### Prompt
In the entries below, count every line containing "organisations". Reply with the number alone.

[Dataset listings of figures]

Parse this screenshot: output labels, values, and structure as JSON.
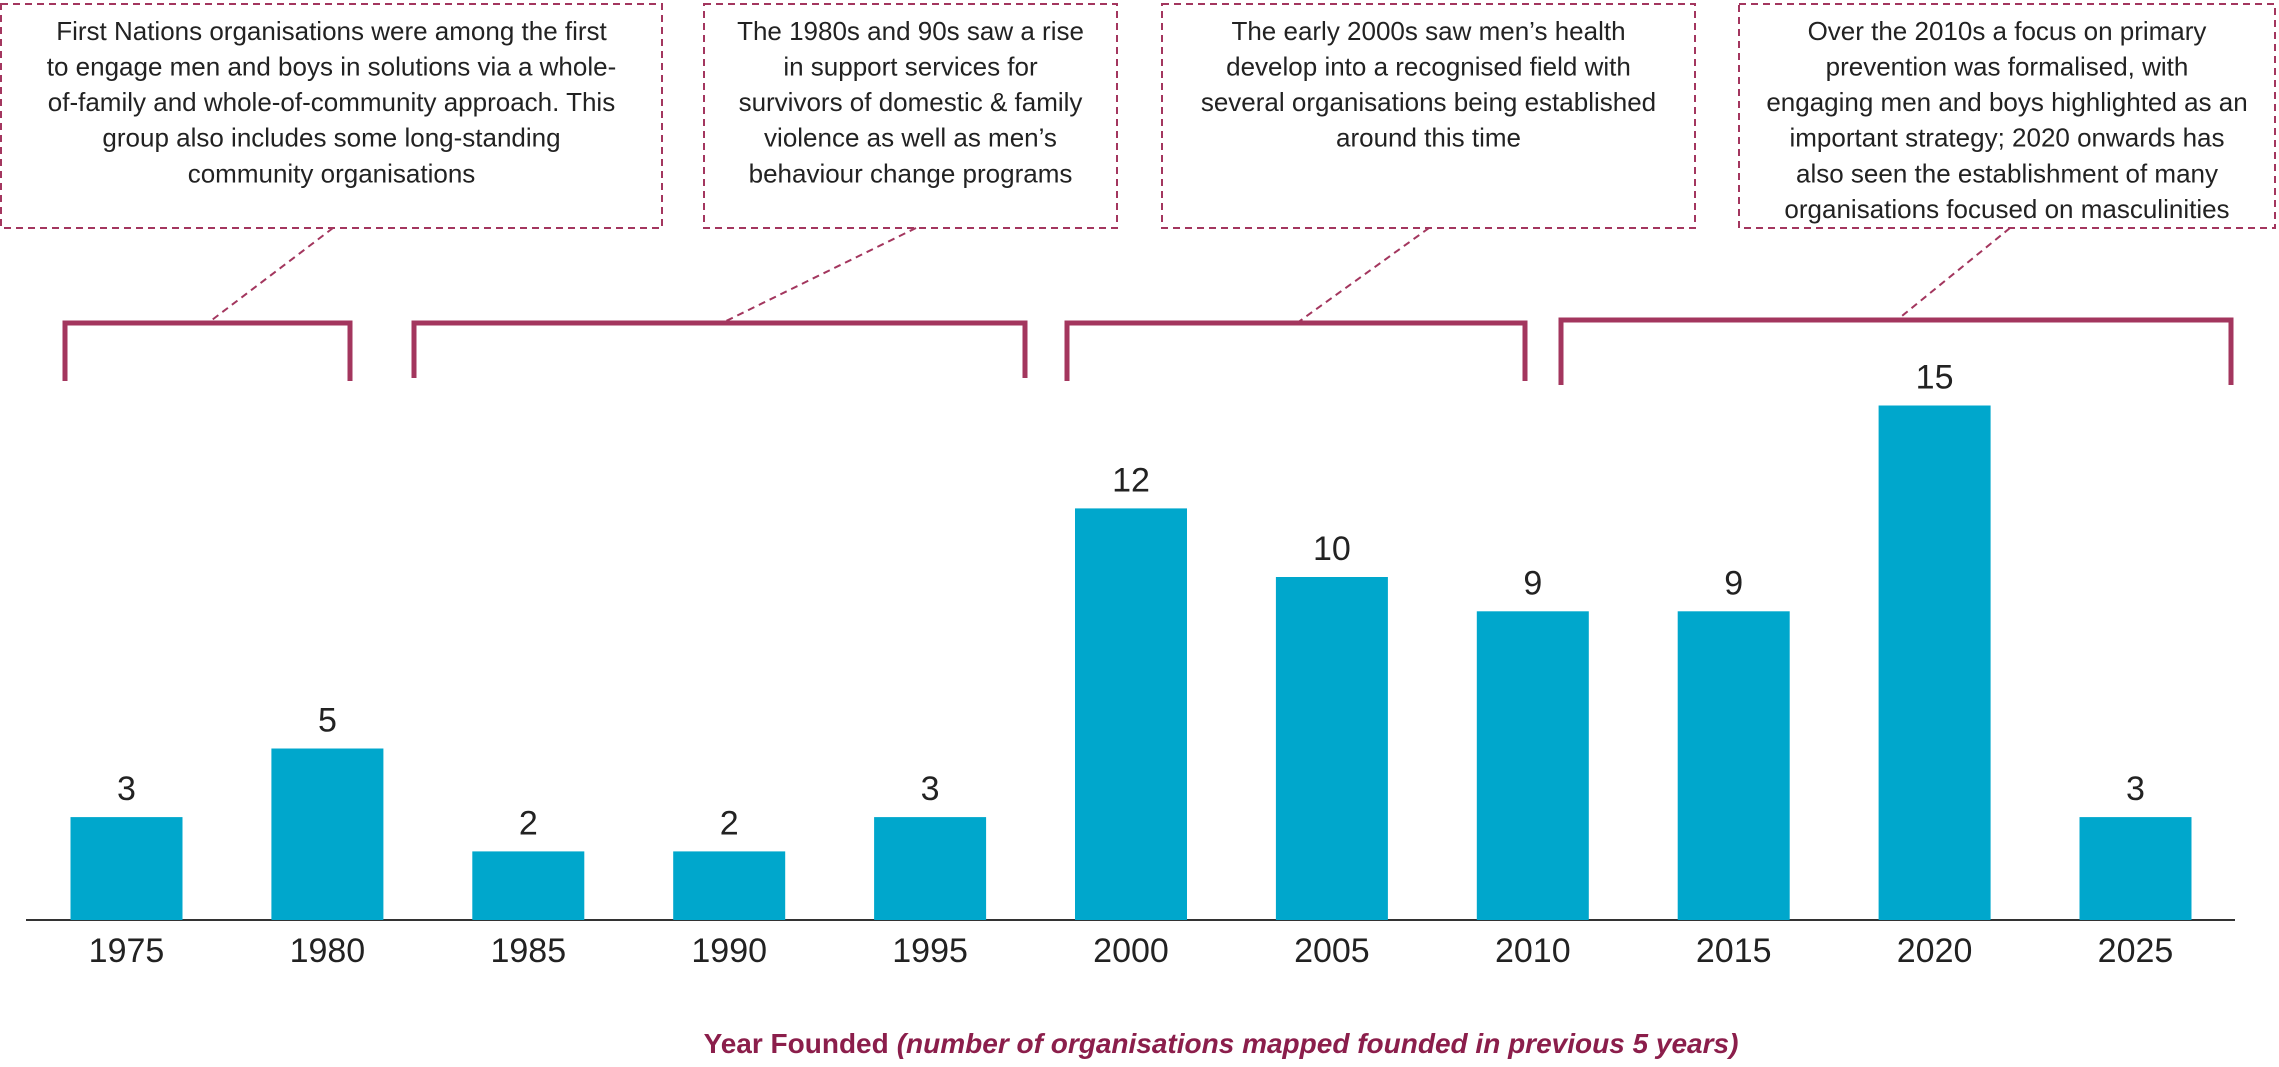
{
  "chart_data": {
    "type": "bar",
    "categories": [
      "1975",
      "1980",
      "1985",
      "1990",
      "1995",
      "2000",
      "2005",
      "2010",
      "2015",
      "2020",
      "2025"
    ],
    "values": [
      3,
      5,
      2,
      2,
      3,
      12,
      10,
      9,
      9,
      15,
      3
    ],
    "color": "#00a7cc",
    "x_label": "Year Founded",
    "x_label_note": "(number of organisations mapped founded in previous 5 years)",
    "annotations": [
      {
        "lines": [
          "First Nations organisations were among the first",
          "to engage men and boys in solutions via a whole-",
          "of-family and whole-of-community approach. This",
          "group also includes some long-standing",
          "community organisations"
        ]
      },
      {
        "lines": [
          "The 1980s and 90s saw a rise",
          "in support services for",
          "survivors of domestic & family",
          "violence as well as men’s",
          "behaviour change programs"
        ]
      },
      {
        "lines": [
          "The early 2000s saw men’s health",
          "develop into a recognised field with",
          "several organisations being established",
          "around this time"
        ]
      },
      {
        "lines": [
          "Over the 2010s a focus on primary",
          "prevention was formalised, with",
          "engaging men and boys highlighted as an",
          "important strategy; 2020 onwards has",
          "also seen the establishment of many",
          "organisations focused on masculinities"
        ]
      }
    ]
  }
}
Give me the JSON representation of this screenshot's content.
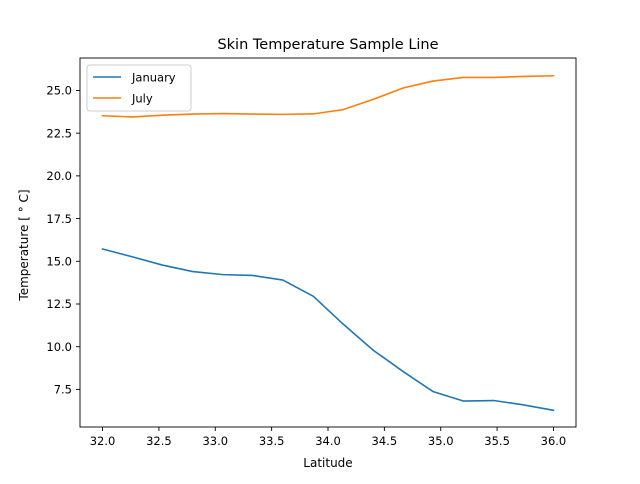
{
  "chart_data": {
    "type": "line",
    "title": "Skin Temperature Sample Line",
    "xlabel": "Latitude",
    "ylabel": "Temperature [$^\\circ$C]",
    "ylabel_display": "Temperature [ ° C]",
    "xlim": [
      31.8,
      36.2
    ],
    "ylim": [
      5.3,
      26.9
    ],
    "xticks": [
      32.0,
      32.5,
      33.0,
      33.5,
      34.0,
      34.5,
      35.0,
      35.5,
      36.0
    ],
    "xtick_labels": [
      "32.0",
      "32.5",
      "33.0",
      "33.5",
      "34.0",
      "34.5",
      "35.0",
      "35.5",
      "36.0"
    ],
    "yticks": [
      7.5,
      10.0,
      12.5,
      15.0,
      17.5,
      20.0,
      22.5,
      25.0
    ],
    "ytick_labels": [
      "7.5",
      "10.0",
      "12.5",
      "15.0",
      "17.5",
      "20.0",
      "22.5",
      "25.0"
    ],
    "grid": false,
    "legend_position": "upper-left",
    "x": [
      32.0,
      32.27,
      32.53,
      32.8,
      33.07,
      33.33,
      33.6,
      33.87,
      34.13,
      34.4,
      34.67,
      34.93,
      35.2,
      35.47,
      35.73,
      36.0
    ],
    "series": [
      {
        "name": "January",
        "color": "#1f77b4",
        "values": [
          15.72,
          15.25,
          14.78,
          14.4,
          14.22,
          14.17,
          13.9,
          12.95,
          11.35,
          9.8,
          8.53,
          7.38,
          6.82,
          6.85,
          6.6,
          6.28
        ]
      },
      {
        "name": "July",
        "color": "#ff7f0e",
        "values": [
          23.52,
          23.45,
          23.55,
          23.62,
          23.65,
          23.62,
          23.6,
          23.63,
          23.87,
          24.48,
          25.15,
          25.55,
          25.76,
          25.76,
          25.82,
          25.86
        ]
      }
    ]
  }
}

### Task response
5